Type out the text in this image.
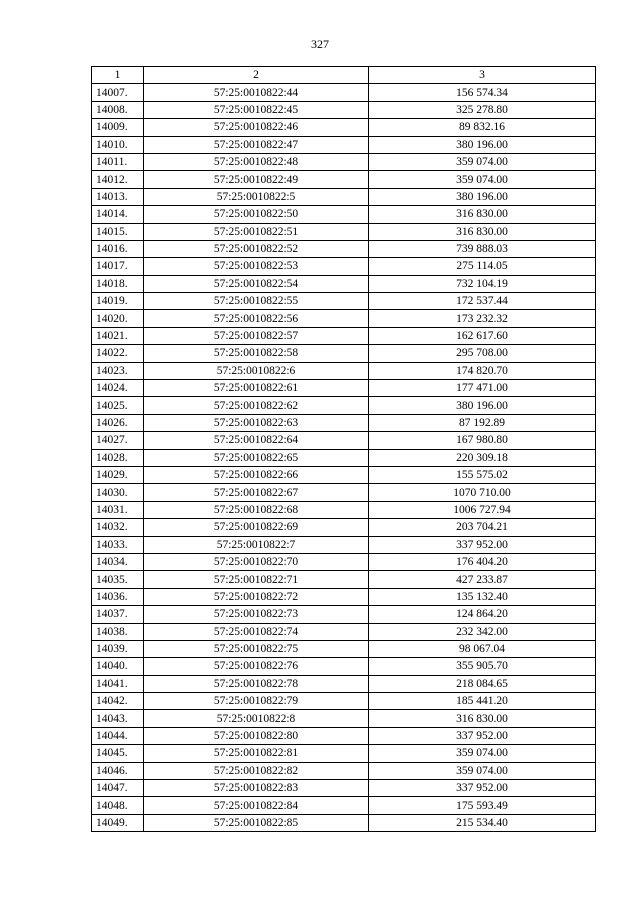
327
1	2	3
14007.	57:25:0010822:44	156 574.34
14008.	57:25:0010822:45	325 278.80
14009.	57:25:0010822:46	89 832.16
14010.	57:25:0010822:47	380 196.00
14011.	57:25:0010822:48	359 074.00
14012.	57:25:0010822:49	359 074.00
14013.	57:25:0010822:5	380 196.00
14014.	57:25:0010822:50	316 830.00
14015.	57:25:0010822:51	316 830.00
14016.	57:25:0010822:52	739 888.03
14017.	57:25:0010822:53	275 114.05
14018.	57:25:0010822:54	732 104.19
14019.	57:25:0010822:55	172 537.44
14020.	57:25:0010822:56	173 232.32
14021.	57:25:0010822:57	162 617.60
14022.	57:25:0010822:58	295 708.00
14023.	57:25:0010822:6	174 820.70
14024.	57:25:0010822:61	177 471.00
14025.	57:25:0010822:62	380 196.00
14026.	57:25:0010822:63	87 192.89
14027.	57:25:0010822:64	167 980.80
14028.	57:25:0010822:65	220 309.18
14029.	57:25:0010822:66	155 575.02
14030.	57:25:0010822:67	1070 710.00
14031.	57:25:0010822:68	1006 727.94
14032.	57:25:0010822:69	203 704.21
14033.	57:25:0010822:7	337 952.00
14034.	57:25:0010822:70	176 404.20
14035.	57:25:0010822:71	427 233.87
14036.	57:25:0010822:72	135 132.40
14037.	57:25:0010822:73	124 864.20
14038.	57:25:0010822:74	232 342.00
14039.	57:25:0010822:75	98 067.04
14040.	57:25:0010822:76	355 905.70
14041.	57:25:0010822:78	218 084.65
14042.	57:25:0010822:79	185 441.20
14043.	57:25:0010822:8	316 830.00
14044.	57:25:0010822:80	337 952.00
14045.	57:25:0010822:81	359 074.00
14046.	57:25:0010822:82	359 074.00
14047.	57:25:0010822:83	337 952.00
14048.	57:25:0010822:84	175 593.49
14049.	57:25:0010822:85	215 534.40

....................

Give every record again exactly, apart from the pictures, which stay out.

Type out the text in this image.
327
1	2	3
14007.	57:25:0010822:44	156 574.34
14008.	57:25:0010822:45	325 278.80
14009.	57:25:0010822:46	89 832.16
14010.	57:25:0010822:47	380 196.00
14011.	57:25:0010822:48	359 074.00
14012.	57:25:0010822:49	359 074.00
14013.	57:25:0010822:5	380 196.00
14014.	57:25:0010822:50	316 830.00
14015.	57:25:0010822:51	316 830.00
14016.	57:25:0010822:52	739 888.03
14017.	57:25:0010822:53	275 114.05
14018.	57:25:0010822:54	732 104.19
14019.	57:25:0010822:55	172 537.44
14020.	57:25:0010822:56	173 232.32
14021.	57:25:0010822:57	162 617.60
14022.	57:25:0010822:58	295 708.00
14023.	57:25:0010822:6	174 820.70
14024.	57:25:0010822:61	177 471.00
14025.	57:25:0010822:62	380 196.00
14026.	57:25:0010822:63	87 192.89
14027.	57:25:0010822:64	167 980.80
14028.	57:25:0010822:65	220 309.18
14029.	57:25:0010822:66	155 575.02
14030.	57:25:0010822:67	1070 710.00
14031.	57:25:0010822:68	1006 727.94
14032.	57:25:0010822:69	203 704.21
14033.	57:25:0010822:7	337 952.00
14034.	57:25:0010822:70	176 404.20
14035.	57:25:0010822:71	427 233.87
14036.	57:25:0010822:72	135 132.40
14037.	57:25:0010822:73	124 864.20
14038.	57:25:0010822:74	232 342.00
14039.	57:25:0010822:75	98 067.04
14040.	57:25:0010822:76	355 905.70
14041.	57:25:0010822:78	218 084.65
14042.	57:25:0010822:79	185 441.20
14043.	57:25:0010822:8	316 830.00
14044.	57:25:0010822:80	337 952.00
14045.	57:25:0010822:81	359 074.00
14046.	57:25:0010822:82	359 074.00
14047.	57:25:0010822:83	337 952.00
14048.	57:25:0010822:84	175 593.49
14049.	57:25:0010822:85	215 534.40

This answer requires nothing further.